(OBJECTIVE)
Extract each record and reproduce it exactly.

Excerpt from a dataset
━━━━

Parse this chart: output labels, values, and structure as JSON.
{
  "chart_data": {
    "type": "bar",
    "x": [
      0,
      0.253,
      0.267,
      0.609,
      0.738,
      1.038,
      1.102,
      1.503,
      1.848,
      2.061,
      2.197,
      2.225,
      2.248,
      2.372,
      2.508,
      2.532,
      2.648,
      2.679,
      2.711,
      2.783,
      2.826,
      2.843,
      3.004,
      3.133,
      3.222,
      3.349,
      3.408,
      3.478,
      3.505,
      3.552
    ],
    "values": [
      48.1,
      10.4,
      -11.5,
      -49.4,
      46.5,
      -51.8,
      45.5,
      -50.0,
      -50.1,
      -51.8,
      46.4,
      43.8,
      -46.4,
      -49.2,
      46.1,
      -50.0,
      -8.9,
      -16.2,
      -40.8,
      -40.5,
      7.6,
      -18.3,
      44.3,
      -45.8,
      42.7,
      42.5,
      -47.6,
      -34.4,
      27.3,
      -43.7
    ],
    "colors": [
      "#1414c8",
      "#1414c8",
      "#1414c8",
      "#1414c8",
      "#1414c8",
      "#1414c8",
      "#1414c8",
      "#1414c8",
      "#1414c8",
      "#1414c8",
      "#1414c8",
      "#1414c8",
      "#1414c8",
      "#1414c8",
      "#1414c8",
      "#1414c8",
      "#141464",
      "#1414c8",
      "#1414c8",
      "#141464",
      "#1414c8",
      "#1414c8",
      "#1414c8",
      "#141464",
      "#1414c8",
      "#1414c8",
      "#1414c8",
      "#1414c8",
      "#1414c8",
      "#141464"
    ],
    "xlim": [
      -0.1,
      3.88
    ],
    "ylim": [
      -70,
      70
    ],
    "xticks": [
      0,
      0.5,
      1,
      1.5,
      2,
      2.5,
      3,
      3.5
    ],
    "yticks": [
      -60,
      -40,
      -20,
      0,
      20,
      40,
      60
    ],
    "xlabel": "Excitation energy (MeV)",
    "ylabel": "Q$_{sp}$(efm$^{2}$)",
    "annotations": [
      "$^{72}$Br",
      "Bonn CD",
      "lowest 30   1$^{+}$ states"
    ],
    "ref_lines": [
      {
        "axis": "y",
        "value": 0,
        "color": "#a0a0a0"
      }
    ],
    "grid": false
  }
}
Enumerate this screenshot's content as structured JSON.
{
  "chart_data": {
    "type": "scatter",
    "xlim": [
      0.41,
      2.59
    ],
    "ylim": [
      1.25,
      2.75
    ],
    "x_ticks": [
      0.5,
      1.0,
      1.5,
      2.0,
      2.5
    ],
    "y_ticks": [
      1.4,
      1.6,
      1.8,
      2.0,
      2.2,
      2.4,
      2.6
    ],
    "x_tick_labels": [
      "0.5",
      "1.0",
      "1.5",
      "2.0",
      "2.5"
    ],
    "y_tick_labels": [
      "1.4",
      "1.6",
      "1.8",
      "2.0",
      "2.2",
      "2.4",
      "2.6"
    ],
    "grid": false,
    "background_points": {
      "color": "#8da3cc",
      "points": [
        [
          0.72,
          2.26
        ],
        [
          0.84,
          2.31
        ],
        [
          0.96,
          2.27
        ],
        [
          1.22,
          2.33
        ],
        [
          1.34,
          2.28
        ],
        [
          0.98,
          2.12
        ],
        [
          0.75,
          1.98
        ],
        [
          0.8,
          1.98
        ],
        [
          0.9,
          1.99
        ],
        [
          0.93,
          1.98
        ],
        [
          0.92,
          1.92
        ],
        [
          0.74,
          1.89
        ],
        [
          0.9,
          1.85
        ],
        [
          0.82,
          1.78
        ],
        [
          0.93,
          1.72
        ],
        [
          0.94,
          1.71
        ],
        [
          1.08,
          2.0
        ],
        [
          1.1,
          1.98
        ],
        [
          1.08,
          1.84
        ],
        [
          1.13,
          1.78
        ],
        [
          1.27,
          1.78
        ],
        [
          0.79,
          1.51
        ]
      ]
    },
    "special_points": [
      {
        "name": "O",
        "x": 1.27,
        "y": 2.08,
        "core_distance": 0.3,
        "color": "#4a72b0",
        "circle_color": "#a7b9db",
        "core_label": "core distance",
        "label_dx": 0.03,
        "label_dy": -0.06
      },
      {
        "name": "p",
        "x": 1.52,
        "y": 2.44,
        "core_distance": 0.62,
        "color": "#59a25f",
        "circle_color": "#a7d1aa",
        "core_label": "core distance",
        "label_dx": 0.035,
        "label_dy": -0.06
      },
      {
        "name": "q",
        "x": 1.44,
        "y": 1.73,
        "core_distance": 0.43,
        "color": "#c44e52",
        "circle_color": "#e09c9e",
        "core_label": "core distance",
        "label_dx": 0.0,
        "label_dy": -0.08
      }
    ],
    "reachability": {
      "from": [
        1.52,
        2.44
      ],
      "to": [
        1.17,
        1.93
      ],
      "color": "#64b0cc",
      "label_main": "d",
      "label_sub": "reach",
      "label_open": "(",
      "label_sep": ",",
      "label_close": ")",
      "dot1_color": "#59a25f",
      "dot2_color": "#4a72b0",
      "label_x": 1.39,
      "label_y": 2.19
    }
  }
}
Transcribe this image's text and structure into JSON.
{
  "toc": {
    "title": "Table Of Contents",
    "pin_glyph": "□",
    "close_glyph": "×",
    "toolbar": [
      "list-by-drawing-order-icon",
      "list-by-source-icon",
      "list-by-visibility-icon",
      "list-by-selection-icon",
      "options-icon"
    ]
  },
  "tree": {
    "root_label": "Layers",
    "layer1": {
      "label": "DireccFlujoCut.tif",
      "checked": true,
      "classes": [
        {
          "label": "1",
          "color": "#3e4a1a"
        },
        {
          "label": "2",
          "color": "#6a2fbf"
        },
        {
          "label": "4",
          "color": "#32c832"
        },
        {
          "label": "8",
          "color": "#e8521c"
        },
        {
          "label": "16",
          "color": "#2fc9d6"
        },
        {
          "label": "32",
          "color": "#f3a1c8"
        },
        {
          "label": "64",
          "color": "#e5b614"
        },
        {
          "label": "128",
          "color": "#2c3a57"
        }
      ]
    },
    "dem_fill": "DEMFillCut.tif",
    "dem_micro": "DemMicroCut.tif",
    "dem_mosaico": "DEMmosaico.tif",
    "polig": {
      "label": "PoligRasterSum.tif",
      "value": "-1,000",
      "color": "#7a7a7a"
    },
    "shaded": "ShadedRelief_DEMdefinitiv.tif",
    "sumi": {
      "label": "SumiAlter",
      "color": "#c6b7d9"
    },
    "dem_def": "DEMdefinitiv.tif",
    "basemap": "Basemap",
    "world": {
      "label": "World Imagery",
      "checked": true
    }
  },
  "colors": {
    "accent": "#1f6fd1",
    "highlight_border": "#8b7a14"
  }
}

━━━━

(OUTPUT BELOW)
Parse this chart: output labels, values, and structure as JSON.
{
  "chart_data": {
    "type": "bar",
    "x": [
      0,
      0.253,
      0.267,
      0.609,
      0.738,
      1.038,
      1.102,
      1.503,
      1.848,
      2.061,
      2.197,
      2.225,
      2.248,
      2.372,
      2.508,
      2.532,
      2.648,
      2.679,
      2.711,
      2.783,
      2.826,
      2.843,
      3.004,
      3.133,
      3.222,
      3.349,
      3.408,
      3.478,
      3.505,
      3.552
    ],
    "values": [
      48.1,
      10.4,
      -11.5,
      -49.4,
      46.5,
      -51.8,
      45.5,
      -50.0,
      -50.1,
      -51.8,
      46.4,
      43.8,
      -46.4,
      -49.2,
      46.1,
      -50.0,
      -8.9,
      -16.2,
      -40.8,
      -40.5,
      7.6,
      -18.3,
      44.3,
      -45.8,
      42.7,
      42.5,
      -47.6,
      -34.4,
      27.3,
      -43.7
    ],
    "colors": [
      "#1414c8",
      "#1414c8",
      "#1414c8",
      "#1414c8",
      "#1414c8",
      "#1414c8",
      "#1414c8",
      "#1414c8",
      "#1414c8",
      "#1414c8",
      "#1414c8",
      "#1414c8",
      "#1414c8",
      "#1414c8",
      "#1414c8",
      "#1414c8",
      "#141464",
      "#1414c8",
      "#1414c8",
      "#141464",
      "#1414c8",
      "#1414c8",
      "#1414c8",
      "#141464",
      "#1414c8",
      "#1414c8",
      "#1414c8",
      "#1414c8",
      "#1414c8",
      "#141464"
    ],
    "xlim": [
      -0.1,
      3.88
    ],
    "ylim": [
      -70,
      70
    ],
    "xticks": [
      0,
      0.5,
      1,
      1.5,
      2,
      2.5,
      3,
      3.5
    ],
    "yticks": [
      -60,
      -40,
      -20,
      0,
      20,
      40,
      60
    ],
    "xlabel": "Excitation energy (MeV)",
    "ylabel": "Q$_{sp}$(efm$^{2}$)",
    "annotations": [
      "$^{72}$Br",
      "Bonn CD",
      "lowest 30   1$^{+}$ states"
    ],
    "ref_lines": [
      {
        "axis": "y",
        "value": 0,
        "color": "#a0a0a0"
      }
    ],
    "grid": false
  }
}
Enumerate this screenshot's content as structured JSON.
{
  "chart_data": {
    "type": "scatter",
    "xlim": [
      0.41,
      2.59
    ],
    "ylim": [
      1.25,
      2.75
    ],
    "x_ticks": [
      0.5,
      1.0,
      1.5,
      2.0,
      2.5
    ],
    "y_ticks": [
      1.4,
      1.6,
      1.8,
      2.0,
      2.2,
      2.4,
      2.6
    ],
    "x_tick_labels": [
      "0.5",
      "1.0",
      "1.5",
      "2.0",
      "2.5"
    ],
    "y_tick_labels": [
      "1.4",
      "1.6",
      "1.8",
      "2.0",
      "2.2",
      "2.4",
      "2.6"
    ],
    "grid": false,
    "background_points": {
      "color": "#8da3cc",
      "points": [
        [
          0.72,
          2.26
        ],
        [
          0.84,
          2.31
        ],
        [
          0.96,
          2.27
        ],
        [
          1.22,
          2.33
        ],
        [
          1.34,
          2.28
        ],
        [
          0.98,
          2.12
        ],
        [
          0.75,
          1.98
        ],
        [
          0.8,
          1.98
        ],
        [
          0.9,
          1.99
        ],
        [
          0.93,
          1.98
        ],
        [
          0.92,
          1.92
        ],
        [
          0.74,
          1.89
        ],
        [
          0.9,
          1.85
        ],
        [
          0.82,
          1.78
        ],
        [
          0.93,
          1.72
        ],
        [
          0.94,
          1.71
        ],
        [
          1.08,
          2.0
        ],
        [
          1.1,
          1.98
        ],
        [
          1.08,
          1.84
        ],
        [
          1.13,
          1.78
        ],
        [
          1.27,
          1.78
        ],
        [
          0.79,
          1.51
        ]
      ]
    },
    "special_points": [
      {
        "name": "O",
        "x": 1.27,
        "y": 2.08,
        "core_distance": 0.3,
        "color": "#4a72b0",
        "circle_color": "#a7b9db",
        "core_label": "core distance",
        "label_dx": 0.03,
        "label_dy": -0.06
      },
      {
        "name": "p",
        "x": 1.52,
        "y": 2.44,
        "core_distance": 0.62,
        "color": "#59a25f",
        "circle_color": "#a7d1aa",
        "core_label": "core distance",
        "label_dx": 0.035,
        "label_dy": -0.06
      },
      {
        "name": "q",
        "x": 1.44,
        "y": 1.73,
        "core_distance": 0.43,
        "color": "#c44e52",
        "circle_color": "#e09c9e",
        "core_label": "core distance",
        "label_dx": 0.0,
        "label_dy": -0.08
      }
    ],
    "reachability": {
      "from": [
        1.52,
        2.44
      ],
      "to": [
        1.17,
        1.93
      ],
      "color": "#64b0cc",
      "label_main": "d",
      "label_sub": "reach",
      "label_open": "(",
      "label_sep": ",",
      "label_close": ")",
      "dot1_color": "#59a25f",
      "dot2_color": "#4a72b0",
      "label_x": 1.39,
      "label_y": 2.19
    }
  }
}
Transcribe this image's text and structure into JSON.
{
  "toc": {
    "title": "Table Of Contents",
    "pin_glyph": "□",
    "close_glyph": "×",
    "toolbar": [
      "list-by-drawing-order-icon",
      "list-by-source-icon",
      "list-by-visibility-icon",
      "list-by-selection-icon",
      "options-icon"
    ]
  },
  "tree": {
    "root_label": "Layers",
    "layer1": {
      "label": "DireccFlujoCut.tif",
      "checked": true,
      "classes": [
        {
          "label": "1",
          "color": "#3e4a1a"
        },
        {
          "label": "2",
          "color": "#6a2fbf"
        },
        {
          "label": "4",
          "color": "#32c832"
        },
        {
          "label": "8",
          "color": "#e8521c"
        },
        {
          "label": "16",
          "color": "#2fc9d6"
        },
        {
          "label": "32",
          "color": "#f3a1c8"
        },
        {
          "label": "64",
          "color": "#e5b614"
        },
        {
          "label": "128",
          "color": "#2c3a57"
        }
      ]
    },
    "dem_fill": "DEMFillCut.tif",
    "dem_micro": "DemMicroCut.tif",
    "dem_mosaico": "DEMmosaico.tif",
    "polig": {
      "label": "PoligRasterSum.tif",
      "value": "-1,000",
      "color": "#7a7a7a"
    },
    "shaded": "ShadedRelief_DEMdefinitiv.tif",
    "sumi": {
      "label": "SumiAlter",
      "color": "#c6b7d9"
    },
    "dem_def": "DEMdefinitiv.tif",
    "basemap": "Basemap",
    "world": {
      "label": "World Imagery",
      "checked": true
    }
  },
  "colors": {
    "accent": "#1f6fd1",
    "highlight_border": "#8b7a14"
  }
}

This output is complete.